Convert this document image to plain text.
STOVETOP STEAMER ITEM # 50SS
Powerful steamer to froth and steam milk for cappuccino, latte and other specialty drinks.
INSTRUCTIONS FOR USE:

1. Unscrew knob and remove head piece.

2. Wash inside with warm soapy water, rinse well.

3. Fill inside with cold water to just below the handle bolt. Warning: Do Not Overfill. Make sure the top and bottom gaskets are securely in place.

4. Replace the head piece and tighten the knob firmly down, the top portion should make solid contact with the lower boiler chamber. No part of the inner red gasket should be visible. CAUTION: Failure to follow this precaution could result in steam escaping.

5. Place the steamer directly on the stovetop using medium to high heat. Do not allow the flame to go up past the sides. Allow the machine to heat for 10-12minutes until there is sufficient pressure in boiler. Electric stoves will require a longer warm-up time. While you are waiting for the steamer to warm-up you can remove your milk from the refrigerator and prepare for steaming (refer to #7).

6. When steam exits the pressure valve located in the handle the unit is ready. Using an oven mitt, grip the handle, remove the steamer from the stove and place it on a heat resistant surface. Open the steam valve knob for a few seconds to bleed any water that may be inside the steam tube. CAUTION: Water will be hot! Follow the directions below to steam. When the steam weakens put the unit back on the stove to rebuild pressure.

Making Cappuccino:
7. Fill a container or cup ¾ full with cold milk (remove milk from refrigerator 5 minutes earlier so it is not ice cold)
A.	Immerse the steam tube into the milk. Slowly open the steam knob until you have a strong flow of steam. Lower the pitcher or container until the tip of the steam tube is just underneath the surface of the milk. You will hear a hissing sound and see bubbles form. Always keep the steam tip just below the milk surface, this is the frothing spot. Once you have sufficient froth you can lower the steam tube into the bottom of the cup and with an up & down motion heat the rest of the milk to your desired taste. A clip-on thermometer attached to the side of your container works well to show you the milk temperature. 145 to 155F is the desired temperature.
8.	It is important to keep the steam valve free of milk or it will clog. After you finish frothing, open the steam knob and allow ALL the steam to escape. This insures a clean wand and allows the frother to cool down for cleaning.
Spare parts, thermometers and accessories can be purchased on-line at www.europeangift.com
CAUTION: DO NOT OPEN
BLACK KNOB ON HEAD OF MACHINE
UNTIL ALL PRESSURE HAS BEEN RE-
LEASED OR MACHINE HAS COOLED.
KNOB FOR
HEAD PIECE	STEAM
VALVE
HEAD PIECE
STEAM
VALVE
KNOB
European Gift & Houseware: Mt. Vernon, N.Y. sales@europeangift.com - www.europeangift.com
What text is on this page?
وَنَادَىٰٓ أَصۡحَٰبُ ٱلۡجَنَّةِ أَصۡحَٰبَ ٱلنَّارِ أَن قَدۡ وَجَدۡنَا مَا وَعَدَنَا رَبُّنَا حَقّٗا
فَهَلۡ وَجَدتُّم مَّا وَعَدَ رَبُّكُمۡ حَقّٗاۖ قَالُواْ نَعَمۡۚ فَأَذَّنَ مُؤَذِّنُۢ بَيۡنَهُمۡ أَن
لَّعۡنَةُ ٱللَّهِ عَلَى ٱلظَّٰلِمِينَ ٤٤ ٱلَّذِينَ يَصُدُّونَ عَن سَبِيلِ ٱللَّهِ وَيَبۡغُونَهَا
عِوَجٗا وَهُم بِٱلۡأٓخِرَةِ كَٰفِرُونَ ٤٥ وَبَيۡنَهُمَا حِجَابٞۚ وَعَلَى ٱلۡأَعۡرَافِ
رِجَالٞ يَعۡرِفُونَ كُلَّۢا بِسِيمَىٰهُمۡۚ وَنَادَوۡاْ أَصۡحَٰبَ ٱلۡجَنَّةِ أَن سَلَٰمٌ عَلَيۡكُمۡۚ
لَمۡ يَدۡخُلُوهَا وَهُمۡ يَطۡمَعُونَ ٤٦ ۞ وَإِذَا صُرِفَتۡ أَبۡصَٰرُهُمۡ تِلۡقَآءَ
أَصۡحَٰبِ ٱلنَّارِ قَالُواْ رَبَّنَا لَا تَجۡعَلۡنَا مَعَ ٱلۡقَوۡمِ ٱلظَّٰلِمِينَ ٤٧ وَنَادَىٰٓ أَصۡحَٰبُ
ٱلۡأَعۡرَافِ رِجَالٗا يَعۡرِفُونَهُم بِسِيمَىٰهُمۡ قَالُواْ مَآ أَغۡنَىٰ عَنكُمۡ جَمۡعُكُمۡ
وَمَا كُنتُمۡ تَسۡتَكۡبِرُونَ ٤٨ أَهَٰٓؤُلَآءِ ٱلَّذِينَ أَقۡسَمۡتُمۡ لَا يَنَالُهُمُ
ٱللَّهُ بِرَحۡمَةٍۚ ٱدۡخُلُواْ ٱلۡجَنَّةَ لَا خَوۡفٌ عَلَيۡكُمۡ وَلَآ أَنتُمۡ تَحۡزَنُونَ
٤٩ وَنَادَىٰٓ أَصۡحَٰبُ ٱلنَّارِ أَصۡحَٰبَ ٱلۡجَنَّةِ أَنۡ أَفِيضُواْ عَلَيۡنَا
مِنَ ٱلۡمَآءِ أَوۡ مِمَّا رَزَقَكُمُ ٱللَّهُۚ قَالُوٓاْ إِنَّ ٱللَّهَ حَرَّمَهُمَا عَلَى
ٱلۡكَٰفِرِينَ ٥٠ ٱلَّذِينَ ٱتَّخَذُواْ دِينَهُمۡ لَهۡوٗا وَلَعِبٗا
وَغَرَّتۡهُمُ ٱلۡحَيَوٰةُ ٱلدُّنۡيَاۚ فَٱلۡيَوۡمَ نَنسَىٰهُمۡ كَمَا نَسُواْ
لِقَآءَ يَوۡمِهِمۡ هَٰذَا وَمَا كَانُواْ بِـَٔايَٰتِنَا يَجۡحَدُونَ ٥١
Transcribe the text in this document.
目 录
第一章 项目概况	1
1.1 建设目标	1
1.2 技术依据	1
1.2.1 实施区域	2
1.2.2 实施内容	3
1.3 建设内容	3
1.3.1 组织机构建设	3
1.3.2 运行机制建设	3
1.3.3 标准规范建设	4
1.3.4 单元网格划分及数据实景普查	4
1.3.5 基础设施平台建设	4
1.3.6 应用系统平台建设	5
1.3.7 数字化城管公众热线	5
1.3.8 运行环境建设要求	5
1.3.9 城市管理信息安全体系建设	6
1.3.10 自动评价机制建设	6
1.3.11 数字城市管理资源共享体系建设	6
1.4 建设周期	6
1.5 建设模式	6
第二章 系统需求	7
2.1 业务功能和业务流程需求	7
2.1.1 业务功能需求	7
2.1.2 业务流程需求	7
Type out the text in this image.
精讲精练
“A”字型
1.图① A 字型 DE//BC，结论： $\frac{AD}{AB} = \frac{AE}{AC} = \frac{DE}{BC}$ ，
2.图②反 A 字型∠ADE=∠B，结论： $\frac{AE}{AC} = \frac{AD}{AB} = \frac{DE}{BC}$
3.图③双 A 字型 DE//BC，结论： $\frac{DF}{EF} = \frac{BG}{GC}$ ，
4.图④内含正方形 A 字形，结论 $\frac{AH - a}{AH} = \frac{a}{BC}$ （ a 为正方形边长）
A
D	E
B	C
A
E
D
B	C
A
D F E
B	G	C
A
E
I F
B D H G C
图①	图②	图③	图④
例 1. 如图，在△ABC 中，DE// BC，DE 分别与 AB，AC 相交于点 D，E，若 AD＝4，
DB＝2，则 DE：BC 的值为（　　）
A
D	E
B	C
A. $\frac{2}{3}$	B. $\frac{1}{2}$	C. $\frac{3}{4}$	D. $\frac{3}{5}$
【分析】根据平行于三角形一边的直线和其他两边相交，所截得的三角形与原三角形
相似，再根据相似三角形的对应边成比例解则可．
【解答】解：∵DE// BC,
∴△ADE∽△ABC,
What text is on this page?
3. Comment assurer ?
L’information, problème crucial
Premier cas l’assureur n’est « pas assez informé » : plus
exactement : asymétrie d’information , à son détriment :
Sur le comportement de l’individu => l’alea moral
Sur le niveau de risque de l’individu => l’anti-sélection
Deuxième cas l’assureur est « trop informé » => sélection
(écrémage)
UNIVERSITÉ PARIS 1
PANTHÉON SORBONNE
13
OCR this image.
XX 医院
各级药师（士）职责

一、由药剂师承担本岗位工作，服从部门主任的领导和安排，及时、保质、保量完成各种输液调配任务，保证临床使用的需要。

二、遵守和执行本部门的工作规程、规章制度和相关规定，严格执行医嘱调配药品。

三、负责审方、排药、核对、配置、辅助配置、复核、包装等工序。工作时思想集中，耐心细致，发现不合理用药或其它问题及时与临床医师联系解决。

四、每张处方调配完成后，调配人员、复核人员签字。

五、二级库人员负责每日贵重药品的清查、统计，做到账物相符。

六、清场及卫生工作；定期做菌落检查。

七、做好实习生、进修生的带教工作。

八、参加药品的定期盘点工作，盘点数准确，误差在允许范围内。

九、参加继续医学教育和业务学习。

■ WHAT IS NEEDED:
Extract every line from the one containing "OCR this image." to the end of the entries, including both of those lines, exactly as given and with nothing added.

■ WRITTEN RESPONSE:
OCR this image.
XX 医院
各级药师（士）职责

一、由药剂师承担本岗位工作，服从部门主任的领导和安排，及时、保质、保量完成各种输液调配任务，保证临床使用的需要。

二、遵守和执行本部门的工作规程、规章制度和相关规定，严格执行医嘱调配药品。

三、负责审方、排药、核对、配置、辅助配置、复核、包装等工序。工作时思想集中，耐心细致，发现不合理用药或其它问题及时与临床医师联系解决。

四、每张处方调配完成后，调配人员、复核人员签字。

五、二级库人员负责每日贵重药品的清查、统计，做到账物相符。

六、清场及卫生工作；定期做菌落检查。

七、做好实习生、进修生的带教工作。

八、参加药品的定期盘点工作，盘点数准确，误差在允许范围内。

九、参加继续医学教育和业务学习。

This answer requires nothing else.